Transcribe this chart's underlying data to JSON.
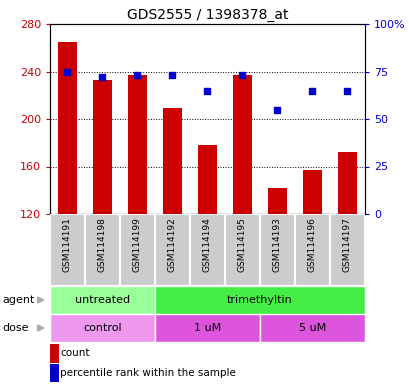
{
  "title": "GDS2555 / 1398378_at",
  "samples": [
    "GSM114191",
    "GSM114198",
    "GSM114199",
    "GSM114192",
    "GSM114194",
    "GSM114195",
    "GSM114193",
    "GSM114196",
    "GSM114197"
  ],
  "count_values": [
    265,
    233,
    237,
    209,
    178,
    237,
    142,
    157,
    172
  ],
  "percentile_values": [
    75,
    72,
    73,
    73,
    65,
    73,
    55,
    65,
    65
  ],
  "ylim_left": [
    120,
    280
  ],
  "ylim_right": [
    0,
    100
  ],
  "bar_color": "#cc0000",
  "dot_color": "#0000cc",
  "bar_width": 0.55,
  "grid_color": "black",
  "left_yticks": [
    120,
    160,
    200,
    240,
    280
  ],
  "right_yticks": [
    0,
    25,
    50,
    75,
    100
  ],
  "right_yticklabels": [
    "0",
    "25",
    "50",
    "75",
    "100%"
  ],
  "left_tick_color": "#cc0000",
  "right_tick_color": "#0000cc",
  "agent_labels": [
    {
      "label": "untreated",
      "start": 0,
      "end": 3,
      "color": "#99ff99"
    },
    {
      "label": "trimethyltin",
      "start": 3,
      "end": 9,
      "color": "#44ee44"
    }
  ],
  "dose_labels": [
    {
      "label": "control",
      "start": 0,
      "end": 3,
      "color": "#ee99ee"
    },
    {
      "label": "1 uM",
      "start": 3,
      "end": 6,
      "color": "#dd55dd"
    },
    {
      "label": "5 uM",
      "start": 6,
      "end": 9,
      "color": "#dd55dd"
    }
  ],
  "legend_items": [
    {
      "color": "#cc0000",
      "label": "count"
    },
    {
      "color": "#0000cc",
      "label": "percentile rank within the sample"
    }
  ],
  "sample_bg_color": "#cccccc",
  "sample_border_color": "#ffffff",
  "agent_row_label": "agent",
  "dose_row_label": "dose",
  "arrow_color": "#aaaaaa"
}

** Work to complete **
Retype each entry precisely. Skip images entirely.

** Reply **
Transcribe this chart's underlying data to JSON.
{
  "title": "GDS2555 / 1398378_at",
  "samples": [
    "GSM114191",
    "GSM114198",
    "GSM114199",
    "GSM114192",
    "GSM114194",
    "GSM114195",
    "GSM114193",
    "GSM114196",
    "GSM114197"
  ],
  "count_values": [
    265,
    233,
    237,
    209,
    178,
    237,
    142,
    157,
    172
  ],
  "percentile_values": [
    75,
    72,
    73,
    73,
    65,
    73,
    55,
    65,
    65
  ],
  "ylim_left": [
    120,
    280
  ],
  "ylim_right": [
    0,
    100
  ],
  "bar_color": "#cc0000",
  "dot_color": "#0000cc",
  "bar_width": 0.55,
  "grid_color": "black",
  "left_yticks": [
    120,
    160,
    200,
    240,
    280
  ],
  "right_yticks": [
    0,
    25,
    50,
    75,
    100
  ],
  "right_yticklabels": [
    "0",
    "25",
    "50",
    "75",
    "100%"
  ],
  "left_tick_color": "#cc0000",
  "right_tick_color": "#0000cc",
  "agent_labels": [
    {
      "label": "untreated",
      "start": 0,
      "end": 3,
      "color": "#99ff99"
    },
    {
      "label": "trimethyltin",
      "start": 3,
      "end": 9,
      "color": "#44ee44"
    }
  ],
  "dose_labels": [
    {
      "label": "control",
      "start": 0,
      "end": 3,
      "color": "#ee99ee"
    },
    {
      "label": "1 uM",
      "start": 3,
      "end": 6,
      "color": "#dd55dd"
    },
    {
      "label": "5 uM",
      "start": 6,
      "end": 9,
      "color": "#dd55dd"
    }
  ],
  "legend_items": [
    {
      "color": "#cc0000",
      "label": "count"
    },
    {
      "color": "#0000cc",
      "label": "percentile rank within the sample"
    }
  ],
  "sample_bg_color": "#cccccc",
  "sample_border_color": "#ffffff",
  "agent_row_label": "agent",
  "dose_row_label": "dose",
  "arrow_color": "#aaaaaa"
}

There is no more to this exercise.